(begin)
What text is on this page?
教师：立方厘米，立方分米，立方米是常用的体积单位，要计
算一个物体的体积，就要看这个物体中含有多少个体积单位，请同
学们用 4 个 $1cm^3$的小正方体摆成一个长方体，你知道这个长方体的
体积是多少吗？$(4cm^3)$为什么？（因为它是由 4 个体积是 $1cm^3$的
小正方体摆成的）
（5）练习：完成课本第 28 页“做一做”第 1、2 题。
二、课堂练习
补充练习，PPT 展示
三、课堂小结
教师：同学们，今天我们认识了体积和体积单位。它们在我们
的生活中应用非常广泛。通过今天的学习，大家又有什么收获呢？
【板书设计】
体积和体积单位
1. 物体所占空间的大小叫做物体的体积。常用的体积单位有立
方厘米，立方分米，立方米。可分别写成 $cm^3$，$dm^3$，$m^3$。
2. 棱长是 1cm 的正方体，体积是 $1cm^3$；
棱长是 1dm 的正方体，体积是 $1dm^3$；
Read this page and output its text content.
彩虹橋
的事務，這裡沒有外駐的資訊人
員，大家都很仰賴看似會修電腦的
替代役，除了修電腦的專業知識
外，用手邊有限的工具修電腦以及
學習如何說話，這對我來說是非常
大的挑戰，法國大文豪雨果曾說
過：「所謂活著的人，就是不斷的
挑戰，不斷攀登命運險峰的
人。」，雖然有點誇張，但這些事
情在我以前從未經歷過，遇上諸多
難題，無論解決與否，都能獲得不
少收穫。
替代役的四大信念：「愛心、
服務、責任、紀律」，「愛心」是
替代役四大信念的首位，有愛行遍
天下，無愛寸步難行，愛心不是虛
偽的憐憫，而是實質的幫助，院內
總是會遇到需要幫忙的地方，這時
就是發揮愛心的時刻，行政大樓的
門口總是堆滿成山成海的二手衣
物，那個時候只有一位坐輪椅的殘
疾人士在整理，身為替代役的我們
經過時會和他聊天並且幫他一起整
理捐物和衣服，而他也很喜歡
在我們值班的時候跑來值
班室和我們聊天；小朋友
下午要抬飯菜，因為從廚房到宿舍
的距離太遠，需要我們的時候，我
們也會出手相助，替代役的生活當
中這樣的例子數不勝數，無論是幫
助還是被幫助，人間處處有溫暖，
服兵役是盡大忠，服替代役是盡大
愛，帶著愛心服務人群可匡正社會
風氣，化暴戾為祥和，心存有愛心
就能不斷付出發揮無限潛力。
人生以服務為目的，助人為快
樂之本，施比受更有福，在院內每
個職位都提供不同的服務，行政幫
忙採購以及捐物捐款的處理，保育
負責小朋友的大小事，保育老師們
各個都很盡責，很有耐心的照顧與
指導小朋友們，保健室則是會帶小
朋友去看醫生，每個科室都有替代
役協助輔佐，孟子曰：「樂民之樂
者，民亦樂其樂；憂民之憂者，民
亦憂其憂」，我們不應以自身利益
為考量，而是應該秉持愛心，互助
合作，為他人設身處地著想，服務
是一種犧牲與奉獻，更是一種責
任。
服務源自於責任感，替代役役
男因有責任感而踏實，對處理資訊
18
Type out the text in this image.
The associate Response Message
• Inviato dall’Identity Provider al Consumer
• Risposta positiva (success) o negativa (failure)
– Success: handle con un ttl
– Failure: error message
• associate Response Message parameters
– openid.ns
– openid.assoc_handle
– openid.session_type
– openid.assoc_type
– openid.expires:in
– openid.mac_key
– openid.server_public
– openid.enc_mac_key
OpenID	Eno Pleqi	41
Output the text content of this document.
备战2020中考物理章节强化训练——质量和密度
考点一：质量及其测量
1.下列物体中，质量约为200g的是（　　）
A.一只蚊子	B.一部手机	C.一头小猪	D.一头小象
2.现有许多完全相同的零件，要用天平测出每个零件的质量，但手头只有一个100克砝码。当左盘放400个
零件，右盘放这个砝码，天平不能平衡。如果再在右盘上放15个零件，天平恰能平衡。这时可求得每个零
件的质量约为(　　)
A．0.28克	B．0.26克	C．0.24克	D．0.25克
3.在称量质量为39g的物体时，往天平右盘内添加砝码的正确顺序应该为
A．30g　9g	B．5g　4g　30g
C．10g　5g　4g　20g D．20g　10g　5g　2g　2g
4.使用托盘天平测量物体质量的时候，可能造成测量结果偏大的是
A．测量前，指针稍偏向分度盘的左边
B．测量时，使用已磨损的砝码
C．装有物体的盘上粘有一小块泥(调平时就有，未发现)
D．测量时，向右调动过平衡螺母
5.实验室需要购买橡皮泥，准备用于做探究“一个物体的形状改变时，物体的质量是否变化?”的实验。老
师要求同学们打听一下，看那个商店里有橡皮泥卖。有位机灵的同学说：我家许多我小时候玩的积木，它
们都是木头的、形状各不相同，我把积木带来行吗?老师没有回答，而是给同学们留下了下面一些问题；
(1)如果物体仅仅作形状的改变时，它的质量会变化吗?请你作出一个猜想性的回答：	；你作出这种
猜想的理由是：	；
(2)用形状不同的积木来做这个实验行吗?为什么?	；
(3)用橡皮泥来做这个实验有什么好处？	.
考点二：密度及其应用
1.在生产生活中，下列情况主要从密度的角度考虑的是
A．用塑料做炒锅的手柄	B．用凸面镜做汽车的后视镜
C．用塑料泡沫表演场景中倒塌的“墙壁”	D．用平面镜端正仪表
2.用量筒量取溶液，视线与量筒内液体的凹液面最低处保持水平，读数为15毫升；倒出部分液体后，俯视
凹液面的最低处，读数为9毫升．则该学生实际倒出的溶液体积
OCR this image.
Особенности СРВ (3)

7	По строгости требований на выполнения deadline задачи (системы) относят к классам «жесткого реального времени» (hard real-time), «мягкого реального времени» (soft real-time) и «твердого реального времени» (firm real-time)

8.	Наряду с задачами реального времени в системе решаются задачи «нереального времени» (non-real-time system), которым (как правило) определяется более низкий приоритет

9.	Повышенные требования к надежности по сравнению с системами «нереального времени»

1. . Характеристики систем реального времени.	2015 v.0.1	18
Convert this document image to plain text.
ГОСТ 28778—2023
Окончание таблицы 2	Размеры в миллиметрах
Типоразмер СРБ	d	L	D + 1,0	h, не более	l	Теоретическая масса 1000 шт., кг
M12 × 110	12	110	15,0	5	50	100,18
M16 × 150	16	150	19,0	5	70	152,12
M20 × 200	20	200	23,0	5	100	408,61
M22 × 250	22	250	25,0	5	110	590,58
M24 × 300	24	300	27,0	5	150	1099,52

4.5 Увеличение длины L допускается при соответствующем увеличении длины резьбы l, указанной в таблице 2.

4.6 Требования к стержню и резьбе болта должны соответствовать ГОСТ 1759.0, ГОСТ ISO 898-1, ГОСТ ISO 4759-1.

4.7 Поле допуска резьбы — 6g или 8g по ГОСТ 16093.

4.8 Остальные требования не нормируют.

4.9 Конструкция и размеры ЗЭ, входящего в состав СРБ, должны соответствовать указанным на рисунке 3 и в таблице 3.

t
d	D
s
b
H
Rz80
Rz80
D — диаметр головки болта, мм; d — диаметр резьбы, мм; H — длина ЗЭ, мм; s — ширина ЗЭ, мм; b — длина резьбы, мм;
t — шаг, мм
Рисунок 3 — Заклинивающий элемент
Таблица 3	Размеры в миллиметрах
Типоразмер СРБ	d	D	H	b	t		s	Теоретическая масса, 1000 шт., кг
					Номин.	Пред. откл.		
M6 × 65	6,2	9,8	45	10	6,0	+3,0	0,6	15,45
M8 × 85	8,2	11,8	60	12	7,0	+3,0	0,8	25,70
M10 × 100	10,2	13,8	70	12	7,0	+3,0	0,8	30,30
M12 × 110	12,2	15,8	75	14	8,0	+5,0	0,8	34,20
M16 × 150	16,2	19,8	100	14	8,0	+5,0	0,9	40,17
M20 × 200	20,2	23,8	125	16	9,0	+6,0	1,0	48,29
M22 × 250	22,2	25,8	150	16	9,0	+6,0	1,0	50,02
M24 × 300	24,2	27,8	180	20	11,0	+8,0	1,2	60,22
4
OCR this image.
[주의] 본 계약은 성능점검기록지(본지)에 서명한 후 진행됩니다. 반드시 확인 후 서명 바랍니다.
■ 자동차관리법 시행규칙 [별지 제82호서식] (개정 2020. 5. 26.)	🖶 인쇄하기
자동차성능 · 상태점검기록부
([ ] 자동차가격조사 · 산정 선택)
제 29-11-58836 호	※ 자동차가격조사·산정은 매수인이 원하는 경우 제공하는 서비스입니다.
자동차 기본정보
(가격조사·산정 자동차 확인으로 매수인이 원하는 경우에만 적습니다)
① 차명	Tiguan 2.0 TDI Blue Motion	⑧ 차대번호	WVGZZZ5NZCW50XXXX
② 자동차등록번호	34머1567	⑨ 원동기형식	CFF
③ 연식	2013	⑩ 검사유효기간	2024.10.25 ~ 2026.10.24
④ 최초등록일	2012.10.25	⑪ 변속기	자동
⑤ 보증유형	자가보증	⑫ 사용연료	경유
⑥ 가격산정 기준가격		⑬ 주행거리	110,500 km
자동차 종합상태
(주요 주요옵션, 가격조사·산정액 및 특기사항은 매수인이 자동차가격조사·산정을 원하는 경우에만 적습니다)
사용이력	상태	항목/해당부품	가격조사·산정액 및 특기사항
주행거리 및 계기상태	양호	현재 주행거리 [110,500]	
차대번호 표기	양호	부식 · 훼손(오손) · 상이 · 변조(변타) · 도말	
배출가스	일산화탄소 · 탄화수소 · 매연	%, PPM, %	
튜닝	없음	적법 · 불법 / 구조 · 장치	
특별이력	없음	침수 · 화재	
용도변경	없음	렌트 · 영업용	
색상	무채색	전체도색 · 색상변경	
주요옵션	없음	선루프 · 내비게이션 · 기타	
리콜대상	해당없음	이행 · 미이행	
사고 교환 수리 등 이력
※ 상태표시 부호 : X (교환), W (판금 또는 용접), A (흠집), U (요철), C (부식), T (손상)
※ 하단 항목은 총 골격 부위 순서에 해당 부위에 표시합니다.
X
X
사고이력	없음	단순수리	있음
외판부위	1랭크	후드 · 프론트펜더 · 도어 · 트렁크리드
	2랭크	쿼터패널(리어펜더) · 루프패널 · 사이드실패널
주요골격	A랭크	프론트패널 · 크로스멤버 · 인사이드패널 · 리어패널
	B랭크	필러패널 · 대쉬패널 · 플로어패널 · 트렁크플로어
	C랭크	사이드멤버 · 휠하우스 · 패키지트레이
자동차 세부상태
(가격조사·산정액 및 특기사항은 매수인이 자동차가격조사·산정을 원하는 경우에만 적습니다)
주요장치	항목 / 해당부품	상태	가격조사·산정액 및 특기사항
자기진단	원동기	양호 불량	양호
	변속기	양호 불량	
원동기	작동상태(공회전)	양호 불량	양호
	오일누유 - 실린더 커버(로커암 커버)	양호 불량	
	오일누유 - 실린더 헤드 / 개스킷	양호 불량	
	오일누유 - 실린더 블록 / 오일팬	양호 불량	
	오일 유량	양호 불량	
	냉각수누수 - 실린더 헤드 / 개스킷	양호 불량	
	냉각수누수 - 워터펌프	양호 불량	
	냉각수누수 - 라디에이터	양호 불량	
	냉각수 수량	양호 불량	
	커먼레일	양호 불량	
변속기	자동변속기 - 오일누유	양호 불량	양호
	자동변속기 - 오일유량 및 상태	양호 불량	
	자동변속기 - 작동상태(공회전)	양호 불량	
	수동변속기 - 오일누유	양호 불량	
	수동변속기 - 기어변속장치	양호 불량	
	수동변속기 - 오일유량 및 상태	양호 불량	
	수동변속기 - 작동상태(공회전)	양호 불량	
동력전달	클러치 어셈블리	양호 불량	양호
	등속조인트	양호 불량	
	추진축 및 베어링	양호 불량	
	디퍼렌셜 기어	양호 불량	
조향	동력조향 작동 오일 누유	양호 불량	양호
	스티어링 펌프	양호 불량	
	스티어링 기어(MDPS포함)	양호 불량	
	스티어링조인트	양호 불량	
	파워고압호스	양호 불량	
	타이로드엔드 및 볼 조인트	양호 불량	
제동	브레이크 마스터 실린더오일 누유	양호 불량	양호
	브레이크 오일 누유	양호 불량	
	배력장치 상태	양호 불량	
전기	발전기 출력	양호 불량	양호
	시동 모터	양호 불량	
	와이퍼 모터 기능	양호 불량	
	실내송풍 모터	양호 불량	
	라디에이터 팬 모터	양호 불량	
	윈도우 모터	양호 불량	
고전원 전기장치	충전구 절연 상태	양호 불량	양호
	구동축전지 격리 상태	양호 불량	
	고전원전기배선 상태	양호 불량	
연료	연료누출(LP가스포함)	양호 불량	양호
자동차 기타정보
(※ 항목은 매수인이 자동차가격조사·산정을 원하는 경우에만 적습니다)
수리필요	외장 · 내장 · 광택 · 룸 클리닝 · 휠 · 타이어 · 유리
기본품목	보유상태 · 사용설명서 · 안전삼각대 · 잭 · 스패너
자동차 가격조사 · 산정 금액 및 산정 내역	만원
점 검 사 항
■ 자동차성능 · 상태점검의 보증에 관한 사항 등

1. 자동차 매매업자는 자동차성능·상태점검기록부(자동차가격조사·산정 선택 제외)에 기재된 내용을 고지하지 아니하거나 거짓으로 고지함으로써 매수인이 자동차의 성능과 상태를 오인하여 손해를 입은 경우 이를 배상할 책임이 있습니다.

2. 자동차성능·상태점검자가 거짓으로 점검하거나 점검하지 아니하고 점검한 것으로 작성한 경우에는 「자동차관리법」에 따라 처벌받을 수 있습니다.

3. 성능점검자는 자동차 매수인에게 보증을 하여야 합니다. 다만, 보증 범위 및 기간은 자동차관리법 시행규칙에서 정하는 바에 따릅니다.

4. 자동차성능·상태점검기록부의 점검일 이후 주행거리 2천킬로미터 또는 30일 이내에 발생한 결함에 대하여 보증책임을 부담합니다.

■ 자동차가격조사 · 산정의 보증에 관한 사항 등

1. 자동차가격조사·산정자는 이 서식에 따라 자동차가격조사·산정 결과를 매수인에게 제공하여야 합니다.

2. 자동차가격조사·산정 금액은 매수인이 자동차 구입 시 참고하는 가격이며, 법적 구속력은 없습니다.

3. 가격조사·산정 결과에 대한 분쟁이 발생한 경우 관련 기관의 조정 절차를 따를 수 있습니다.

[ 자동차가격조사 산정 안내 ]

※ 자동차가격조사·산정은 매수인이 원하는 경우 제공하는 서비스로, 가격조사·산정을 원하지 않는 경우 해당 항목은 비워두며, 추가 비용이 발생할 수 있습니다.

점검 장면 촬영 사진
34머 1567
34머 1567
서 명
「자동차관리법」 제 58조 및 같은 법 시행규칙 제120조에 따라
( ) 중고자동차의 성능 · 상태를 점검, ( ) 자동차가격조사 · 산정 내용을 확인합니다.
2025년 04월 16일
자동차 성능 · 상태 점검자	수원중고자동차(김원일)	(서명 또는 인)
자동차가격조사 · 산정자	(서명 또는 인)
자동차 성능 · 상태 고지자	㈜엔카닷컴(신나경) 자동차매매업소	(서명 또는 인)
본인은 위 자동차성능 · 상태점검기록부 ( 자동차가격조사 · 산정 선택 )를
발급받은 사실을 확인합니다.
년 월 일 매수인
(end)
Task objective. Of the lines in this data, how many contain "경우에만"? Reply with only the number.

Problem solution. 4